** Goal **
Write each record again exactly as it stands.

****

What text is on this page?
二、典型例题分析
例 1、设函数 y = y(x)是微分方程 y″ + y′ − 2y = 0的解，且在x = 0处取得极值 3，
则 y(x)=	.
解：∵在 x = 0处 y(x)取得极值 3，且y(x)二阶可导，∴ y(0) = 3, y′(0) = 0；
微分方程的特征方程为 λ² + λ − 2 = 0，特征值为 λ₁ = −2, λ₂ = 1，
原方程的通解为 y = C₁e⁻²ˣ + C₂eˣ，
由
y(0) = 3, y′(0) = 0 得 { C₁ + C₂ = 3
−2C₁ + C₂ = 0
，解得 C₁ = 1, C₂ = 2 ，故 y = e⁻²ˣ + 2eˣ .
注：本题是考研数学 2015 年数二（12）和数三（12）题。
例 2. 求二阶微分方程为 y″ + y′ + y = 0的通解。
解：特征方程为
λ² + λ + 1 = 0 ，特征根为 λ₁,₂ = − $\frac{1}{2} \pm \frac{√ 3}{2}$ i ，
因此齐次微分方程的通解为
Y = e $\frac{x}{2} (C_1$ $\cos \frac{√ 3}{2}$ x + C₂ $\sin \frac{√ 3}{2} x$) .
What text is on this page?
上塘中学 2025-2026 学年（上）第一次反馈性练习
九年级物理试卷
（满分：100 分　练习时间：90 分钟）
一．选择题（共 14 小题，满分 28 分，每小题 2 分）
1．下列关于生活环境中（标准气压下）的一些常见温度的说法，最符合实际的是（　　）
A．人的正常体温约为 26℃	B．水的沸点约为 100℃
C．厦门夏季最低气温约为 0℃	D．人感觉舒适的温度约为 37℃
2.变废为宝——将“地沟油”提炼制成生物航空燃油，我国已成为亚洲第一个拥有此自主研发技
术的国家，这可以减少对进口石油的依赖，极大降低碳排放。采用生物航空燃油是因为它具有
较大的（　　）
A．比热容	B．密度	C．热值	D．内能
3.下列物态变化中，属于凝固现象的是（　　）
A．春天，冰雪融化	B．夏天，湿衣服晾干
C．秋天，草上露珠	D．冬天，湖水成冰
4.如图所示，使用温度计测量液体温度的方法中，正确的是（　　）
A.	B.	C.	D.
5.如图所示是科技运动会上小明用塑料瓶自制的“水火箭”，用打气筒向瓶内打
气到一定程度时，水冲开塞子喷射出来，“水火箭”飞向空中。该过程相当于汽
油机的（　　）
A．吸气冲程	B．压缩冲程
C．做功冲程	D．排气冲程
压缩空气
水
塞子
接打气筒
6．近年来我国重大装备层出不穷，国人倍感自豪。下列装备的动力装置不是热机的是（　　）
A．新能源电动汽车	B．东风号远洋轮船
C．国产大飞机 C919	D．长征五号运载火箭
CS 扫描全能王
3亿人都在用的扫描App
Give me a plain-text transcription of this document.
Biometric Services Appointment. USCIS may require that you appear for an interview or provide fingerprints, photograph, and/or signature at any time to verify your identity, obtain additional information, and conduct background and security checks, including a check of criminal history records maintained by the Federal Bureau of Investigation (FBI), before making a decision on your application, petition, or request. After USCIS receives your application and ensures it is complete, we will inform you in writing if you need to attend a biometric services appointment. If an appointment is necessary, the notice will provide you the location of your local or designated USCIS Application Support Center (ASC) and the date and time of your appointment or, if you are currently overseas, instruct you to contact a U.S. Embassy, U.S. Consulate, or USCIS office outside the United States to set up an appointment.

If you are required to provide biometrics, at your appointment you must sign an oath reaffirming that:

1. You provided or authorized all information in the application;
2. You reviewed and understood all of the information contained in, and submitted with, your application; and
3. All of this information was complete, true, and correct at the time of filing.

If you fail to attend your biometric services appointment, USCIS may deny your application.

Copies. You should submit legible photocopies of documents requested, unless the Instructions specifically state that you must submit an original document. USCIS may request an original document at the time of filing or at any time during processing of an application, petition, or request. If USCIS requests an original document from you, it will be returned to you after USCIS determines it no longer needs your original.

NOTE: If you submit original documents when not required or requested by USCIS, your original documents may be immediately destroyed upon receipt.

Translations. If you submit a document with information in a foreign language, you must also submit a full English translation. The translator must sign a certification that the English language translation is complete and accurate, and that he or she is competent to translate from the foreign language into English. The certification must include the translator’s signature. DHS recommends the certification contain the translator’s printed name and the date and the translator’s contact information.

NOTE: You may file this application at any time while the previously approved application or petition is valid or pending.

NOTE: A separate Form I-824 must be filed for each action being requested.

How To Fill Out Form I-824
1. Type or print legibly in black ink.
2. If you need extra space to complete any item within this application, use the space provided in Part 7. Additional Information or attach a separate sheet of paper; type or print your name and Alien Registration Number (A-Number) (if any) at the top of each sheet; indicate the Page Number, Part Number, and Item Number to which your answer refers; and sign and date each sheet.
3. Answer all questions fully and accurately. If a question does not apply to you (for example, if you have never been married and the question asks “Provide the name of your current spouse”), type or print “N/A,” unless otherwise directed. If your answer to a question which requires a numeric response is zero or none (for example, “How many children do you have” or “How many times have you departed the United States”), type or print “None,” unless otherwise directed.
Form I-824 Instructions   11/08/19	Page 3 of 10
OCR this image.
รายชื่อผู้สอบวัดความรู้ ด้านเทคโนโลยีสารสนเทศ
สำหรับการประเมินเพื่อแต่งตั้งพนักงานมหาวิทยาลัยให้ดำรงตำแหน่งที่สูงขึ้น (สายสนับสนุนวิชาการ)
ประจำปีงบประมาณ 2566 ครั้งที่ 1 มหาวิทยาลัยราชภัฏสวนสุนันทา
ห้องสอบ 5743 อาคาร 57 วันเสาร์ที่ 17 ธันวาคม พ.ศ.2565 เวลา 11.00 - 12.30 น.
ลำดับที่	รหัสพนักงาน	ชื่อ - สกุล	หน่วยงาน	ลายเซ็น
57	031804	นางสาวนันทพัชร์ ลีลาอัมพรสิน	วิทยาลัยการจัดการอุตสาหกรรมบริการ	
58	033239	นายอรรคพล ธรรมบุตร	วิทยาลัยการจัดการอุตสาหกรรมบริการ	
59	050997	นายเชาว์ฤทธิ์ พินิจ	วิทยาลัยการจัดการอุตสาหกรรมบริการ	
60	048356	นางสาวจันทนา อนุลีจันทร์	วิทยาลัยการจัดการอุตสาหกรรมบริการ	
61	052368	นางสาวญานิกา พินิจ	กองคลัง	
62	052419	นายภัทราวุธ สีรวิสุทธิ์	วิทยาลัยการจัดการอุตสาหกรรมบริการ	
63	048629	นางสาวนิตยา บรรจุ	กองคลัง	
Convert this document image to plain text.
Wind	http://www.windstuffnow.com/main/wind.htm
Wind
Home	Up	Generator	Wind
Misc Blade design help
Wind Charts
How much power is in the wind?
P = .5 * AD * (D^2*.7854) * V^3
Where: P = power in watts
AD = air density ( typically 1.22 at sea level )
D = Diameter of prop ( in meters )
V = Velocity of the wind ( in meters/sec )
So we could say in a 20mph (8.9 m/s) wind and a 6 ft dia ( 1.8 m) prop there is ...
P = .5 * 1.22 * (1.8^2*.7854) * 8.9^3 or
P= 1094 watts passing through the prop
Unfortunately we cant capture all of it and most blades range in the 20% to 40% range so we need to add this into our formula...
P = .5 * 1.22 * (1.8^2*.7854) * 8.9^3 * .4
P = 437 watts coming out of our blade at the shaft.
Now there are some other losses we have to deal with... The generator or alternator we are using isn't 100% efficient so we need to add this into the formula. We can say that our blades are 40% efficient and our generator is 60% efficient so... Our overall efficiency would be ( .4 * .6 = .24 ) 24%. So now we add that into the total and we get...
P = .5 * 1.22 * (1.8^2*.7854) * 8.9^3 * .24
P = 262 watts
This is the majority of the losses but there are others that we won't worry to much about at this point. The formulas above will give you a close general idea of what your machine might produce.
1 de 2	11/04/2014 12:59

****

** Exercise result **
What text is on this page?
二、典型例题分析
例 1、设函数 y = y(x)是微分方程 y″ + y′ − 2y = 0的解，且在x = 0处取得极值 3，
则 y(x)=	.
解：∵在 x = 0处 y(x)取得极值 3，且y(x)二阶可导，∴ y(0) = 3, y′(0) = 0；
微分方程的特征方程为 λ² + λ − 2 = 0，特征值为 λ₁ = −2, λ₂ = 1，
原方程的通解为 y = C₁e⁻²ˣ + C₂eˣ，
由
y(0) = 3, y′(0) = 0 得 { C₁ + C₂ = 3
−2C₁ + C₂ = 0
，解得 C₁ = 1, C₂ = 2 ，故 y = e⁻²ˣ + 2eˣ .
注：本题是考研数学 2015 年数二（12）和数三（12）题。
例 2. 求二阶微分方程为 y″ + y′ + y = 0的通解。
解：特征方程为
λ² + λ + 1 = 0 ，特征根为 λ₁,₂ = − $\frac{1}{2} \pm \frac{√ 3}{2}$ i ，
因此齐次微分方程的通解为
Y = e $\frac{x}{2} (C_1$ $\cos \frac{√ 3}{2}$ x + C₂ $\sin \frac{√ 3}{2} x$) .
What text is on this page?
上塘中学 2025-2026 学年（上）第一次反馈性练习
九年级物理试卷
（满分：100 分　练习时间：90 分钟）
一．选择题（共 14 小题，满分 28 分，每小题 2 分）
1．下列关于生活环境中（标准气压下）的一些常见温度的说法，最符合实际的是（　　）
A．人的正常体温约为 26℃	B．水的沸点约为 100℃
C．厦门夏季最低气温约为 0℃	D．人感觉舒适的温度约为 37℃
2.变废为宝——将“地沟油”提炼制成生物航空燃油，我国已成为亚洲第一个拥有此自主研发技
术的国家，这可以减少对进口石油的依赖，极大降低碳排放。采用生物航空燃油是因为它具有
较大的（　　）
A．比热容	B．密度	C．热值	D．内能
3.下列物态变化中，属于凝固现象的是（　　）
A．春天，冰雪融化	B．夏天，湿衣服晾干
C．秋天，草上露珠	D．冬天，湖水成冰
4.如图所示，使用温度计测量液体温度的方法中，正确的是（　　）
A.	B.	C.	D.
5.如图所示是科技运动会上小明用塑料瓶自制的“水火箭”，用打气筒向瓶内打
气到一定程度时，水冲开塞子喷射出来，“水火箭”飞向空中。该过程相当于汽
油机的（　　）
A．吸气冲程	B．压缩冲程
C．做功冲程	D．排气冲程
压缩空气
水
塞子
接打气筒
6．近年来我国重大装备层出不穷，国人倍感自豪。下列装备的动力装置不是热机的是（　　）
A．新能源电动汽车	B．东风号远洋轮船
C．国产大飞机 C919	D．长征五号运载火箭
CS 扫描全能王
3亿人都在用的扫描App
Give me a plain-text transcription of this document.
Biometric Services Appointment. USCIS may require that you appear for an interview or provide fingerprints, photograph, and/or signature at any time to verify your identity, obtain additional information, and conduct background and security checks, including a check of criminal history records maintained by the Federal Bureau of Investigation (FBI), before making a decision on your application, petition, or request. After USCIS receives your application and ensures it is complete, we will inform you in writing if you need to attend a biometric services appointment. If an appointment is necessary, the notice will provide you the location of your local or designated USCIS Application Support Center (ASC) and the date and time of your appointment or, if you are currently overseas, instruct you to contact a U.S. Embassy, U.S. Consulate, or USCIS office outside the United States to set up an appointment.

If you are required to provide biometrics, at your appointment you must sign an oath reaffirming that:

1. You provided or authorized all information in the application;
2. You reviewed and understood all of the information contained in, and submitted with, your application; and
3. All of this information was complete, true, and correct at the time of filing.

If you fail to attend your biometric services appointment, USCIS may deny your application.

Copies. You should submit legible photocopies of documents requested, unless the Instructions specifically state that you must submit an original document. USCIS may request an original document at the time of filing or at any time during processing of an application, petition, or request. If USCIS requests an original document from you, it will be returned to you after USCIS determines it no longer needs your original.

NOTE: If you submit original documents when not required or requested by USCIS, your original documents may be immediately destroyed upon receipt.

Translations. If you submit a document with information in a foreign language, you must also submit a full English translation. The translator must sign a certification that the English language translation is complete and accurate, and that he or she is competent to translate from the foreign language into English. The certification must include the translator’s signature. DHS recommends the certification contain the translator’s printed name and the date and the translator’s contact information.

NOTE: You may file this application at any time while the previously approved application or petition is valid or pending.

NOTE: A separate Form I-824 must be filed for each action being requested.

How To Fill Out Form I-824
1. Type or print legibly in black ink.
2. If you need extra space to complete any item within this application, use the space provided in Part 7. Additional Information or attach a separate sheet of paper; type or print your name and Alien Registration Number (A-Number) (if any) at the top of each sheet; indicate the Page Number, Part Number, and Item Number to which your answer refers; and sign and date each sheet.
3. Answer all questions fully and accurately. If a question does not apply to you (for example, if you have never been married and the question asks “Provide the name of your current spouse”), type or print “N/A,” unless otherwise directed. If your answer to a question which requires a numeric response is zero or none (for example, “How many children do you have” or “How many times have you departed the United States”), type or print “None,” unless otherwise directed.
Form I-824 Instructions   11/08/19	Page 3 of 10
OCR this image.
รายชื่อผู้สอบวัดความรู้ ด้านเทคโนโลยีสารสนเทศ
สำหรับการประเมินเพื่อแต่งตั้งพนักงานมหาวิทยาลัยให้ดำรงตำแหน่งที่สูงขึ้น (สายสนับสนุนวิชาการ)
ประจำปีงบประมาณ 2566 ครั้งที่ 1 มหาวิทยาลัยราชภัฏสวนสุนันทา
ห้องสอบ 5743 อาคาร 57 วันเสาร์ที่ 17 ธันวาคม พ.ศ.2565 เวลา 11.00 - 12.30 น.
ลำดับที่	รหัสพนักงาน	ชื่อ - สกุล	หน่วยงาน	ลายเซ็น
57	031804	นางสาวนันทพัชร์ ลีลาอัมพรสิน	วิทยาลัยการจัดการอุตสาหกรรมบริการ	
58	033239	นายอรรคพล ธรรมบุตร	วิทยาลัยการจัดการอุตสาหกรรมบริการ	
59	050997	นายเชาว์ฤทธิ์ พินิจ	วิทยาลัยการจัดการอุตสาหกรรมบริการ	
60	048356	นางสาวจันทนา อนุลีจันทร์	วิทยาลัยการจัดการอุตสาหกรรมบริการ	
61	052368	นางสาวญานิกา พินิจ	กองคลัง	
62	052419	นายภัทราวุธ สีรวิสุทธิ์	วิทยาลัยการจัดการอุตสาหกรรมบริการ	
63	048629	นางสาวนิตยา บรรจุ	กองคลัง	
Convert this document image to plain text.
Wind	http://www.windstuffnow.com/main/wind.htm
Wind
Home	Up	Generator	Wind
Misc Blade design help
Wind Charts
How much power is in the wind?
P = .5 * AD * (D^2*.7854) * V^3
Where: P = power in watts
AD = air density ( typically 1.22 at sea level )
D = Diameter of prop ( in meters )
V = Velocity of the wind ( in meters/sec )
So we could say in a 20mph (8.9 m/s) wind and a 6 ft dia ( 1.8 m) prop there is ...
P = .5 * 1.22 * (1.8^2*.7854) * 8.9^3 or
P= 1094 watts passing through the prop
Unfortunately we cant capture all of it and most blades range in the 20% to 40% range so we need to add this into our formula...
P = .5 * 1.22 * (1.8^2*.7854) * 8.9^3 * .4
P = 437 watts coming out of our blade at the shaft.
Now there are some other losses we have to deal with... The generator or alternator we are using isn't 100% efficient so we need to add this into the formula. We can say that our blades are 40% efficient and our generator is 60% efficient so... Our overall efficiency would be ( .4 * .6 = .24 ) 24%. So now we add that into the total and we get...
P = .5 * 1.22 * (1.8^2*.7854) * 8.9^3 * .24
P = 262 watts
This is the majority of the losses but there are others that we won't worry to much about at this point. The formulas above will give you a close general idea of what your machine might produce.
1 de 2	11/04/2014 12:59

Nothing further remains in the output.